Identify and pull out each line of the entries in which "outcome" occurs.

%%

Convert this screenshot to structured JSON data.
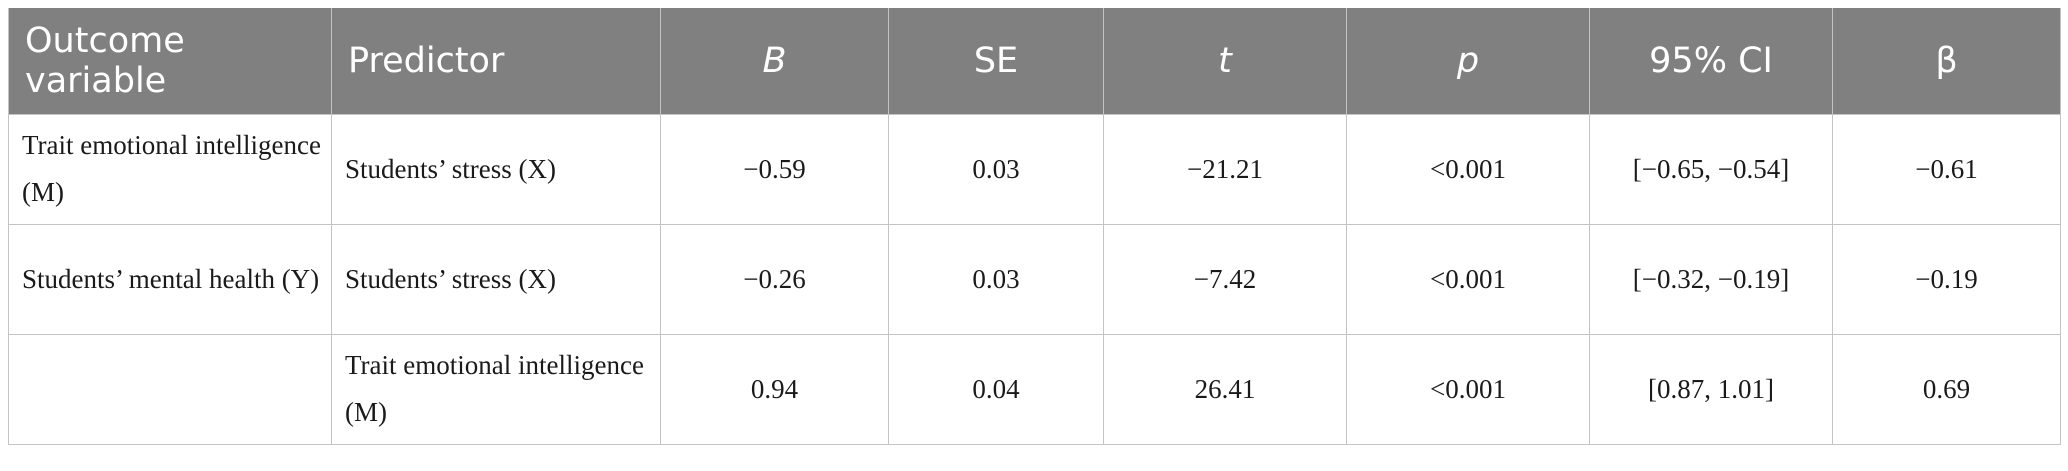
{
  "table": {
    "headers": {
      "outcome": "Outcome variable",
      "predictor": "Predictor",
      "b": "B",
      "se": "SE",
      "t": "t",
      "p": "p",
      "ci": "95% CI",
      "beta": "β"
    },
    "rows": [
      {
        "outcome": "Trait emotional intelligence (M)",
        "predictor": "Students’ stress (X)",
        "b": "−0.59",
        "se": "0.03",
        "t": "−21.21",
        "p": "<0.001",
        "ci": "[−0.65, −0.54]",
        "beta": "−0.61"
      },
      {
        "outcome": "Students’ mental health (Y)",
        "predictor": "Students’ stress (X)",
        "b": "−0.26",
        "se": "0.03",
        "t": "−7.42",
        "p": "<0.001",
        "ci": "[−0.32, −0.19]",
        "beta": "−0.19"
      },
      {
        "outcome": "",
        "predictor": "Trait emotional intelligence (M)",
        "b": "0.94",
        "se": "0.04",
        "t": "26.41",
        "p": "<0.001",
        "ci": "[0.87, 1.01]",
        "beta": "0.69"
      }
    ]
  }
}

%%

Task answer:
      "outcome": "Outcome variable",
        "outcome": "Trait emotional intelligence (M)",
        "outcome": "Students’ mental health (Y)",
        "outcome": "",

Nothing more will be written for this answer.